DATA SHOWN:

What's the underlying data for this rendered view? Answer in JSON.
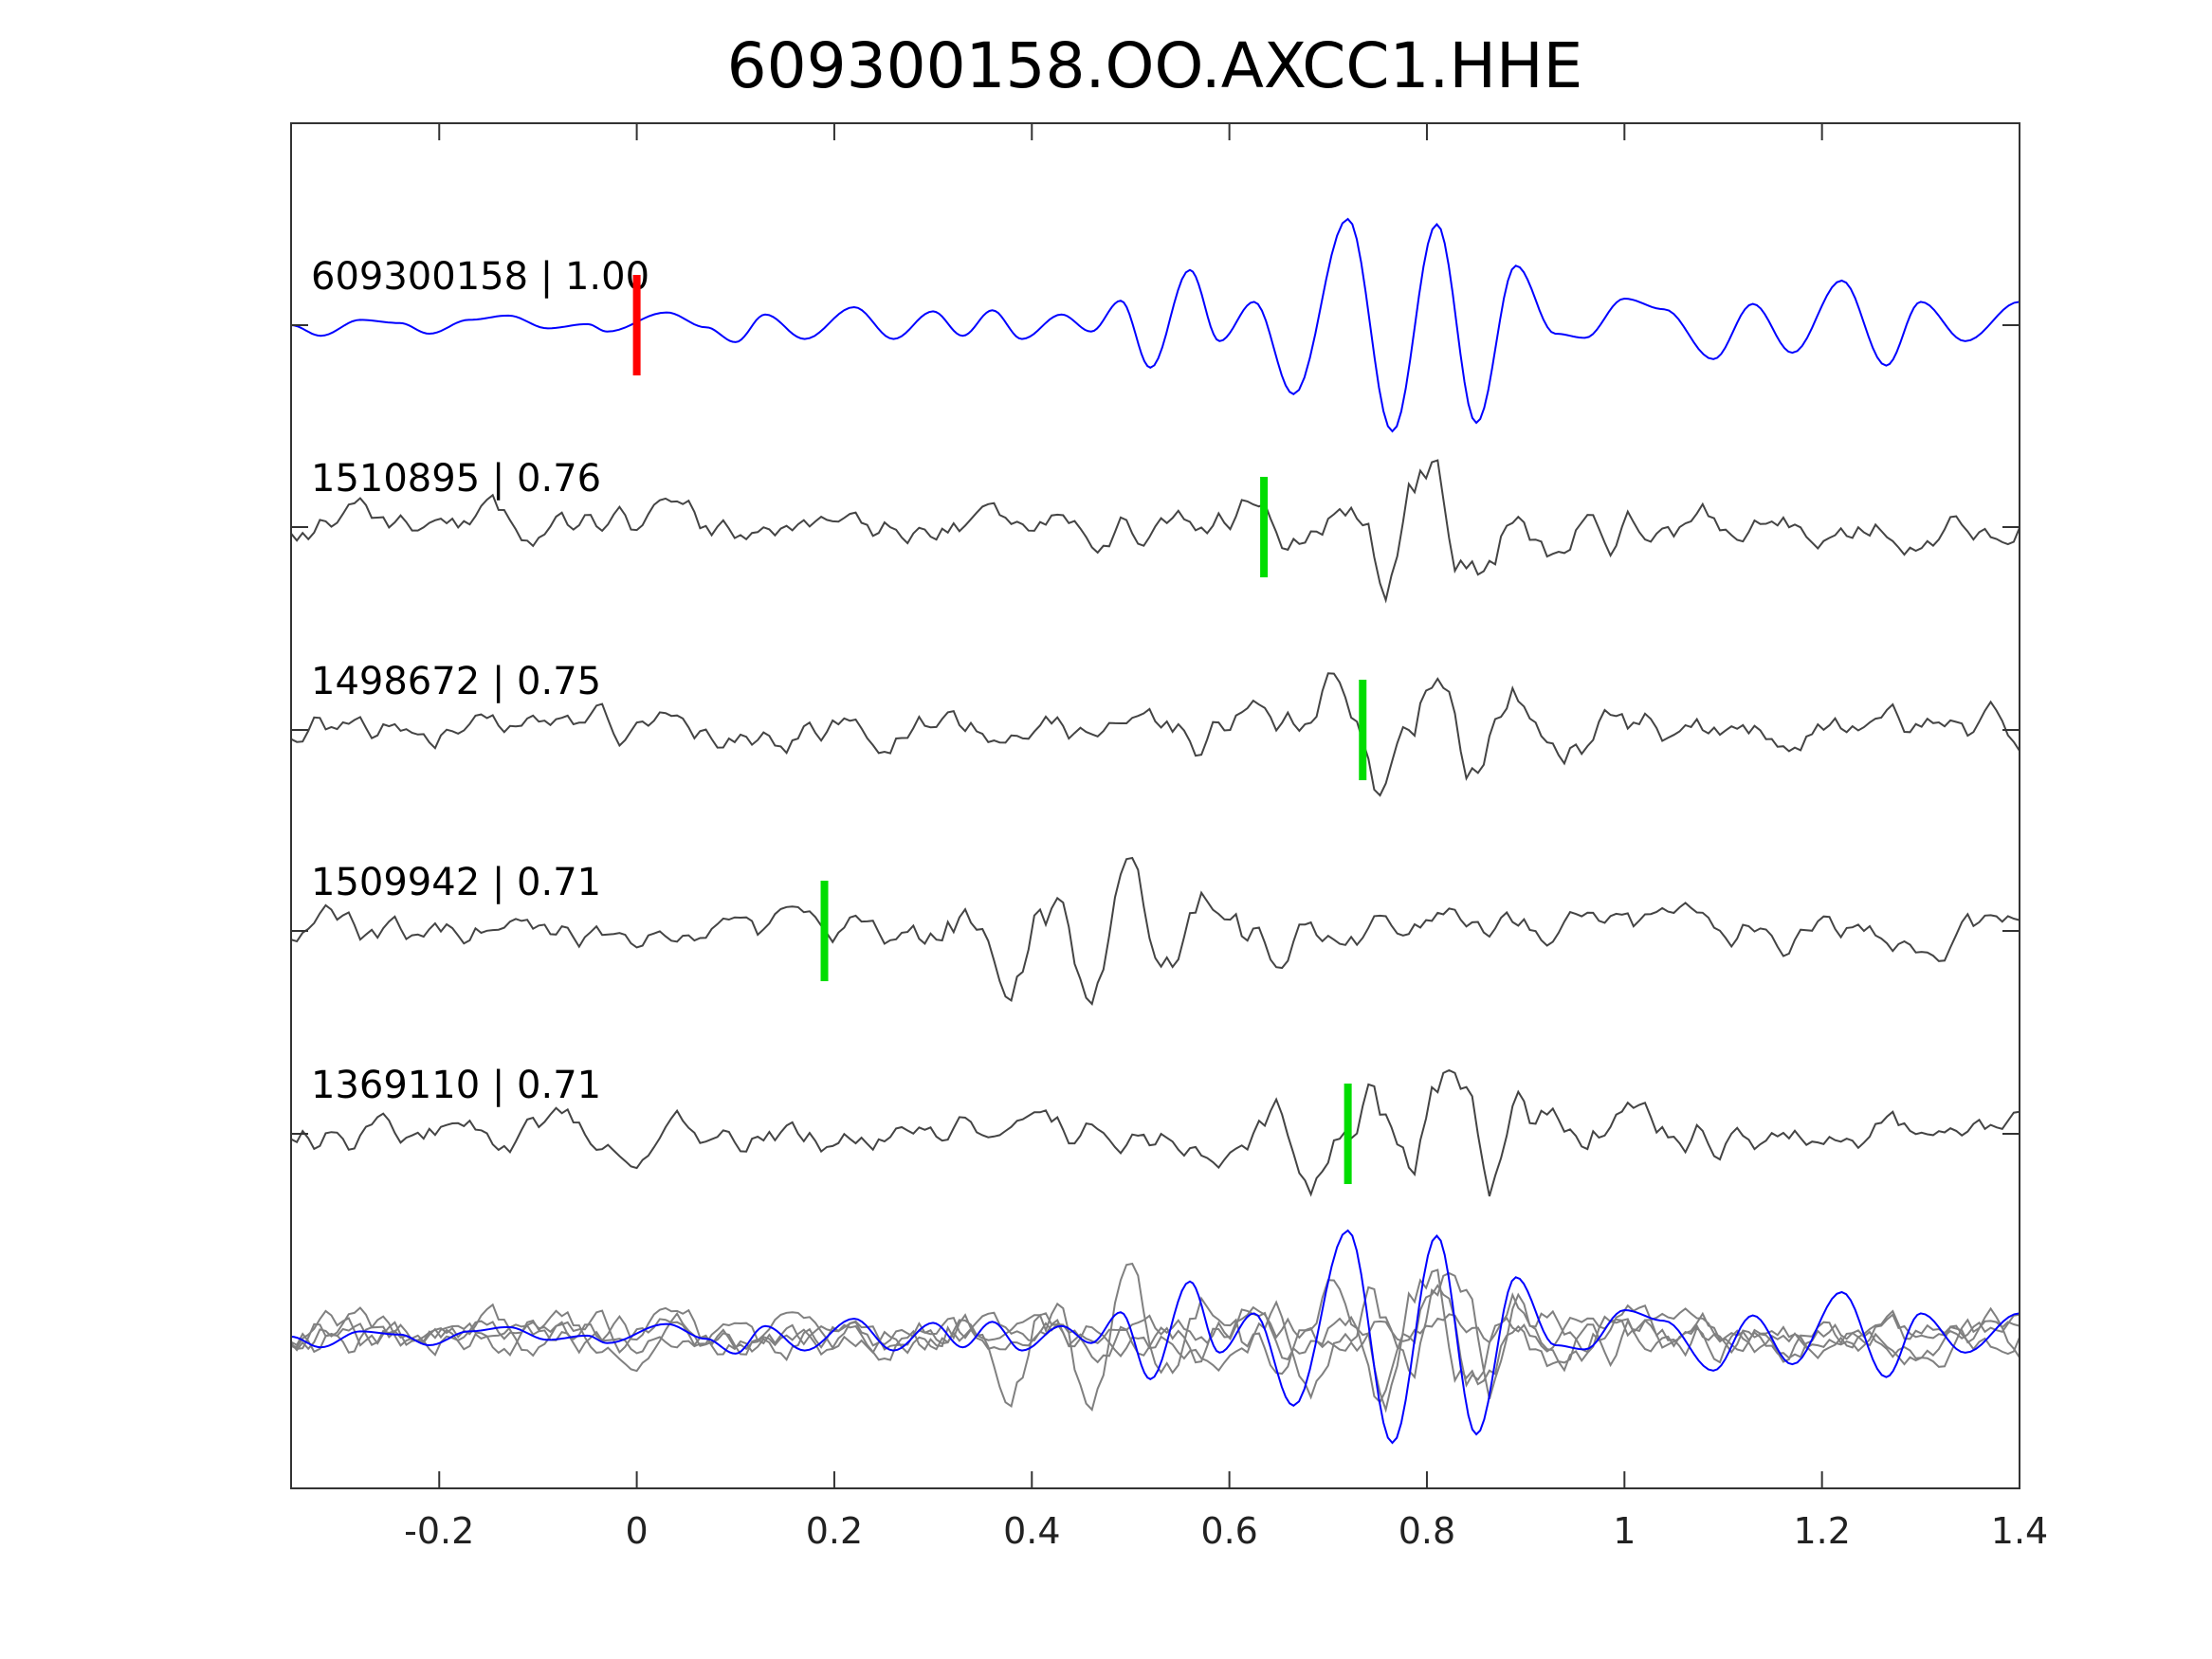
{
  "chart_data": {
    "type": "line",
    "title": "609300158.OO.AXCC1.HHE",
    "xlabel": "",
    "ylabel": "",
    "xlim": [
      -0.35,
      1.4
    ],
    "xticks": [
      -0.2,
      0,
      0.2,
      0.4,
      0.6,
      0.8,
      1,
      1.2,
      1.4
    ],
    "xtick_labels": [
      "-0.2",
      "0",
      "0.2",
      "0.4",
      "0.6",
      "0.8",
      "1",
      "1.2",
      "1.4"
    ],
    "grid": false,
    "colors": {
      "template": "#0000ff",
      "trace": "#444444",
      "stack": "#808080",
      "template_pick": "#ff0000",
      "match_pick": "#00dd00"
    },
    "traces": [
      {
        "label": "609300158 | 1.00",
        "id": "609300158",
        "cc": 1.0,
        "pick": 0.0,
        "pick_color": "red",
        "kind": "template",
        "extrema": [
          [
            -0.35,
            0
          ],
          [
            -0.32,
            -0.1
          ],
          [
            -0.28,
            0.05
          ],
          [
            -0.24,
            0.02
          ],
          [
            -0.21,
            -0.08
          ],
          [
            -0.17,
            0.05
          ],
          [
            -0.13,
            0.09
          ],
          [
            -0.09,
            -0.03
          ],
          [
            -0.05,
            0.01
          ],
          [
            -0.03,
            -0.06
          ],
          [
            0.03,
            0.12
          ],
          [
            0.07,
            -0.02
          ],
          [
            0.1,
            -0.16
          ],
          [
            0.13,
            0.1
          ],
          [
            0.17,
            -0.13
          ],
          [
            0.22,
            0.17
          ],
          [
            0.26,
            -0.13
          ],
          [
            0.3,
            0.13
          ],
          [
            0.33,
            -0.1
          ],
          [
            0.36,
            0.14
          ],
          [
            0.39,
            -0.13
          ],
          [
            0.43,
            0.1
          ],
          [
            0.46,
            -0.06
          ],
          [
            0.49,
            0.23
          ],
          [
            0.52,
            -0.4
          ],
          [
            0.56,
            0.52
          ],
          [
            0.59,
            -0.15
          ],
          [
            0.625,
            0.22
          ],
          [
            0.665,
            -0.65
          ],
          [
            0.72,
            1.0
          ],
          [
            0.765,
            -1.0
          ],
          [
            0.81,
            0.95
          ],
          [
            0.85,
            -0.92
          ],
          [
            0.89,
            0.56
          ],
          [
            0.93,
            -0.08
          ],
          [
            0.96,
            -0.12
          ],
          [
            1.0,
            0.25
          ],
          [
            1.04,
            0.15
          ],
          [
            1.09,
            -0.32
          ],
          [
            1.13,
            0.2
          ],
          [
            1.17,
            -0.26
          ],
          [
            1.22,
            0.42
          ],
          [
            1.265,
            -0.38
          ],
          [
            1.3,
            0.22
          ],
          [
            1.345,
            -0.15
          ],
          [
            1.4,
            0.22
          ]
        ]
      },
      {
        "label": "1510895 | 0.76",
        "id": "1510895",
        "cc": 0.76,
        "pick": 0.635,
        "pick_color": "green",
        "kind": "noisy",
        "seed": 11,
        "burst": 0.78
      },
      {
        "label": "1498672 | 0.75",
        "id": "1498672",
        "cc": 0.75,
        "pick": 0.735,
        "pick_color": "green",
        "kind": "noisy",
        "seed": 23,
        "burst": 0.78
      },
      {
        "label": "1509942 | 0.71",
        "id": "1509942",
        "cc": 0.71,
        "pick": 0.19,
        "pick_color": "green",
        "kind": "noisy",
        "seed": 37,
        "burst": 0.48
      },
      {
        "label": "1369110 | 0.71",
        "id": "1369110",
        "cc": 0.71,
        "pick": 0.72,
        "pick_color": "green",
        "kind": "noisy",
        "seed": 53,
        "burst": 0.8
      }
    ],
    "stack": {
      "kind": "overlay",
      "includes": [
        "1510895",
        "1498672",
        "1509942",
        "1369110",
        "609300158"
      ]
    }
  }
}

TASK GOAL:
Quote the entries in full. Any image among them is to be omitted from the copy.

WRITTEN SOLUTION:
What's the underlying data for this rendered view? Answer in JSON.
{
  "chart_data": {
    "type": "line",
    "title": "609300158.OO.AXCC1.HHE",
    "xlabel": "",
    "ylabel": "",
    "xlim": [
      -0.35,
      1.4
    ],
    "xticks": [
      -0.2,
      0,
      0.2,
      0.4,
      0.6,
      0.8,
      1,
      1.2,
      1.4
    ],
    "xtick_labels": [
      "-0.2",
      "0",
      "0.2",
      "0.4",
      "0.6",
      "0.8",
      "1",
      "1.2",
      "1.4"
    ],
    "grid": false,
    "colors": {
      "template": "#0000ff",
      "trace": "#444444",
      "stack": "#808080",
      "template_pick": "#ff0000",
      "match_pick": "#00dd00"
    },
    "traces": [
      {
        "label": "609300158 | 1.00",
        "id": "609300158",
        "cc": 1.0,
        "pick": 0.0,
        "pick_color": "red",
        "kind": "template",
        "extrema": [
          [
            -0.35,
            0
          ],
          [
            -0.32,
            -0.1
          ],
          [
            -0.28,
            0.05
          ],
          [
            -0.24,
            0.02
          ],
          [
            -0.21,
            -0.08
          ],
          [
            -0.17,
            0.05
          ],
          [
            -0.13,
            0.09
          ],
          [
            -0.09,
            -0.03
          ],
          [
            -0.05,
            0.01
          ],
          [
            -0.03,
            -0.06
          ],
          [
            0.03,
            0.12
          ],
          [
            0.07,
            -0.02
          ],
          [
            0.1,
            -0.16
          ],
          [
            0.13,
            0.1
          ],
          [
            0.17,
            -0.13
          ],
          [
            0.22,
            0.17
          ],
          [
            0.26,
            -0.13
          ],
          [
            0.3,
            0.13
          ],
          [
            0.33,
            -0.1
          ],
          [
            0.36,
            0.14
          ],
          [
            0.39,
            -0.13
          ],
          [
            0.43,
            0.1
          ],
          [
            0.46,
            -0.06
          ],
          [
            0.49,
            0.23
          ],
          [
            0.52,
            -0.4
          ],
          [
            0.56,
            0.52
          ],
          [
            0.59,
            -0.15
          ],
          [
            0.625,
            0.22
          ],
          [
            0.665,
            -0.65
          ],
          [
            0.72,
            1.0
          ],
          [
            0.765,
            -1.0
          ],
          [
            0.81,
            0.95
          ],
          [
            0.85,
            -0.92
          ],
          [
            0.89,
            0.56
          ],
          [
            0.93,
            -0.08
          ],
          [
            0.96,
            -0.12
          ],
          [
            1.0,
            0.25
          ],
          [
            1.04,
            0.15
          ],
          [
            1.09,
            -0.32
          ],
          [
            1.13,
            0.2
          ],
          [
            1.17,
            -0.26
          ],
          [
            1.22,
            0.42
          ],
          [
            1.265,
            -0.38
          ],
          [
            1.3,
            0.22
          ],
          [
            1.345,
            -0.15
          ],
          [
            1.4,
            0.22
          ]
        ]
      },
      {
        "label": "1510895 | 0.76",
        "id": "1510895",
        "cc": 0.76,
        "pick": 0.635,
        "pick_color": "green",
        "kind": "noisy",
        "seed": 11,
        "burst": 0.78
      },
      {
        "label": "1498672 | 0.75",
        "id": "1498672",
        "cc": 0.75,
        "pick": 0.735,
        "pick_color": "green",
        "kind": "noisy",
        "seed": 23,
        "burst": 0.78
      },
      {
        "label": "1509942 | 0.71",
        "id": "1509942",
        "cc": 0.71,
        "pick": 0.19,
        "pick_color": "green",
        "kind": "noisy",
        "seed": 37,
        "burst": 0.48
      },
      {
        "label": "1369110 | 0.71",
        "id": "1369110",
        "cc": 0.71,
        "pick": 0.72,
        "pick_color": "green",
        "kind": "noisy",
        "seed": 53,
        "burst": 0.8
      }
    ],
    "stack": {
      "kind": "overlay",
      "includes": [
        "1510895",
        "1498672",
        "1509942",
        "1369110",
        "609300158"
      ]
    }
  }
}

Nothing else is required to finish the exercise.